• **PROBLEM DESCRIPTION**: Go through the records and copy each line where the word "guidance" occurs.
-- Begin --
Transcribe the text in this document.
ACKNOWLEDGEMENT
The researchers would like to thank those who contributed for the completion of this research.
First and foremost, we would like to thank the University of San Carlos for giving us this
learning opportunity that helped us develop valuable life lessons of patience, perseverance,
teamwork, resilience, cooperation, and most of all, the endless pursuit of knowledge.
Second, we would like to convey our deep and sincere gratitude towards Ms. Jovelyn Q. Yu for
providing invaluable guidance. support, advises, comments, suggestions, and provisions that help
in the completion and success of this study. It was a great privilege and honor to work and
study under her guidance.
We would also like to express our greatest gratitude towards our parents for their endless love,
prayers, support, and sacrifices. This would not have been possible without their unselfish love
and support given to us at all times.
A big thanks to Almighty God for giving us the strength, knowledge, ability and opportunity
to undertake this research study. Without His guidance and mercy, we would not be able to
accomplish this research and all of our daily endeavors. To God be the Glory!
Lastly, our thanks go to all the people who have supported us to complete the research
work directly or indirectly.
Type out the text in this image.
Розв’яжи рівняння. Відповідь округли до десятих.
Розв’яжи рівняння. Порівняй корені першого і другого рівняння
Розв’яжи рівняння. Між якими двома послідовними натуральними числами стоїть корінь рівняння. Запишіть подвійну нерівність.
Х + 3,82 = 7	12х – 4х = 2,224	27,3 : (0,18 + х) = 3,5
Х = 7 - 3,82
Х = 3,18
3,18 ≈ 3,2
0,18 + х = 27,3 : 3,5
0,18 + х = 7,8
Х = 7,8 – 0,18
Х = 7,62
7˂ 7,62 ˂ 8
-- End --
• **THE REPLY**:
providing invaluable guidance. support, advises, comments, suggestions, and provisions that help
study under her guidance.
to undertake this research study. Without His guidance and mercy, we would not be able to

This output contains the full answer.